*** Provided material ***
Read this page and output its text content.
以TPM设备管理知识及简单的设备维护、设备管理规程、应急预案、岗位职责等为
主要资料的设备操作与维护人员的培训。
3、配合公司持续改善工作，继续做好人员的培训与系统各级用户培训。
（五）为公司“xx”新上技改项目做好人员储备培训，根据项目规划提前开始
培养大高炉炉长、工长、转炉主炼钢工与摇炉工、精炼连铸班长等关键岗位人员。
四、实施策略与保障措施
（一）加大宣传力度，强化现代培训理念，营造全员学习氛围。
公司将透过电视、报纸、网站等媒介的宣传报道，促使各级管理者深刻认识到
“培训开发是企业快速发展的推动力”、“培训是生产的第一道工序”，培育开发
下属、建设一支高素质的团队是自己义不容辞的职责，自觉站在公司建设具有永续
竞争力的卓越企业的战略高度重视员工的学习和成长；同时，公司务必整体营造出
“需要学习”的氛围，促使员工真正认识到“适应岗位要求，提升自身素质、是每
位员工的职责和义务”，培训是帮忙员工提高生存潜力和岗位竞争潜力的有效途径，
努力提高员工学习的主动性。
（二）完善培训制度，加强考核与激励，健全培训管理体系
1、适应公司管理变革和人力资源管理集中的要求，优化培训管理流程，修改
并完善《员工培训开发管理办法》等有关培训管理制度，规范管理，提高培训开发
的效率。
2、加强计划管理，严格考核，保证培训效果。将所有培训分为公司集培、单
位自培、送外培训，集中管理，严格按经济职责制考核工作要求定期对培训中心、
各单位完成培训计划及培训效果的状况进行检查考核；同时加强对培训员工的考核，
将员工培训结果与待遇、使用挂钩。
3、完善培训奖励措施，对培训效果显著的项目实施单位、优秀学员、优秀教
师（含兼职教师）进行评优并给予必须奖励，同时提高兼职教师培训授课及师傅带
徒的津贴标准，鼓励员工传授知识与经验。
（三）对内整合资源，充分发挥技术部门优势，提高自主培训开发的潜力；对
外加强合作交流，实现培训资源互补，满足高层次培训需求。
***
* What you should do *
Each entry above is to be printed again exactly.

* The completed task *
Read this page and output its text content.
以TPM设备管理知识及简单的设备维护、设备管理规程、应急预案、岗位职责等为
主要资料的设备操作与维护人员的培训。
3、配合公司持续改善工作，继续做好人员的培训与系统各级用户培训。
（五）为公司“xx”新上技改项目做好人员储备培训，根据项目规划提前开始
培养大高炉炉长、工长、转炉主炼钢工与摇炉工、精炼连铸班长等关键岗位人员。
四、实施策略与保障措施
（一）加大宣传力度，强化现代培训理念，营造全员学习氛围。
公司将透过电视、报纸、网站等媒介的宣传报道，促使各级管理者深刻认识到
“培训开发是企业快速发展的推动力”、“培训是生产的第一道工序”，培育开发
下属、建设一支高素质的团队是自己义不容辞的职责，自觉站在公司建设具有永续
竞争力的卓越企业的战略高度重视员工的学习和成长；同时，公司务必整体营造出
“需要学习”的氛围，促使员工真正认识到“适应岗位要求，提升自身素质、是每
位员工的职责和义务”，培训是帮忙员工提高生存潜力和岗位竞争潜力的有效途径，
努力提高员工学习的主动性。
（二）完善培训制度，加强考核与激励，健全培训管理体系
1、适应公司管理变革和人力资源管理集中的要求，优化培训管理流程，修改
并完善《员工培训开发管理办法》等有关培训管理制度，规范管理，提高培训开发
的效率。
2、加强计划管理，严格考核，保证培训效果。将所有培训分为公司集培、单
位自培、送外培训，集中管理，严格按经济职责制考核工作要求定期对培训中心、
各单位完成培训计划及培训效果的状况进行检查考核；同时加强对培训员工的考核，
将员工培训结果与待遇、使用挂钩。
3、完善培训奖励措施，对培训效果显著的项目实施单位、优秀学员、优秀教
师（含兼职教师）进行评优并给予必须奖励，同时提高兼职教师培训授课及师傅带
徒的津贴标准，鼓励员工传授知识与经验。
（三）对内整合资源，充分发挥技术部门优势，提高自主培训开发的潜力；对
外加强合作交流，实现培训资源互补，满足高层次培训需求。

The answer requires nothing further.